**Task statement**: From the entries below, please gather each line containing the string "this".

------------------------------------------------

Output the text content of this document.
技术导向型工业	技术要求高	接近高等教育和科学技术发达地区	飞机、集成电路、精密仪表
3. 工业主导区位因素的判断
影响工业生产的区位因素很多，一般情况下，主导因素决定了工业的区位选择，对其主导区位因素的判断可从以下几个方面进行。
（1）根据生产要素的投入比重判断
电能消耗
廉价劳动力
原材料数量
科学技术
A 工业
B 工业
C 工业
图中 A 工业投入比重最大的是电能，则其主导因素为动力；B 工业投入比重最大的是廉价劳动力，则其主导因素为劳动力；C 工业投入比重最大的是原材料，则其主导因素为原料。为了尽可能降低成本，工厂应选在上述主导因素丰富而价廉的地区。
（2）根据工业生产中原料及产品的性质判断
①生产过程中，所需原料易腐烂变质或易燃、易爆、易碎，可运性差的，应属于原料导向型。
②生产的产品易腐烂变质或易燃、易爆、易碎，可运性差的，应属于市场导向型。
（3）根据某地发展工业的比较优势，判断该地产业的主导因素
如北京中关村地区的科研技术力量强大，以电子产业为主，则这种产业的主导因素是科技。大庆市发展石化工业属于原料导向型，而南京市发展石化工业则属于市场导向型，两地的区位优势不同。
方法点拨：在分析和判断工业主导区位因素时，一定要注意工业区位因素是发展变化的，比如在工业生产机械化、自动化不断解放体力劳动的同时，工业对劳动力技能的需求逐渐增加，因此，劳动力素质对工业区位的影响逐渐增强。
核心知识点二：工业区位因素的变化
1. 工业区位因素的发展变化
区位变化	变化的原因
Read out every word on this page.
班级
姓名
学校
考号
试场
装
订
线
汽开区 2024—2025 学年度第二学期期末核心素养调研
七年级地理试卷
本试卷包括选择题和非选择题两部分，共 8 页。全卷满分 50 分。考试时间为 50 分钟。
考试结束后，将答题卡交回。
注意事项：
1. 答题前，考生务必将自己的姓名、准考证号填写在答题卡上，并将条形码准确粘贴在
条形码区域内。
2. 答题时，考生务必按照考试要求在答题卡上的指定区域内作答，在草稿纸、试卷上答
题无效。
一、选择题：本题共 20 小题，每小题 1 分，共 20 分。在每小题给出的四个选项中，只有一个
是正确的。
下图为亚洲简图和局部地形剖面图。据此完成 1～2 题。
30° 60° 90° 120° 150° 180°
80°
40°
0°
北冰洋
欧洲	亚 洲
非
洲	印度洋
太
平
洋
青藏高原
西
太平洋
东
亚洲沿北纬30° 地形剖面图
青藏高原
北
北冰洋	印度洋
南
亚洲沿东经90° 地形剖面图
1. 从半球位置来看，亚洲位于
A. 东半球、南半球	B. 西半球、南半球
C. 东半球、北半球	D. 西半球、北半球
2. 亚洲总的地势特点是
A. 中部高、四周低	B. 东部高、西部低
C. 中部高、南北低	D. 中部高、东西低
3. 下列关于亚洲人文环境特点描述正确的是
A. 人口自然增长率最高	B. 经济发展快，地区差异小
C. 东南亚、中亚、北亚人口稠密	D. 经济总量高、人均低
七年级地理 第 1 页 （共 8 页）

------------------------------------------------

**The completed task**:
Output the text content of this document.
Read out every word on this page.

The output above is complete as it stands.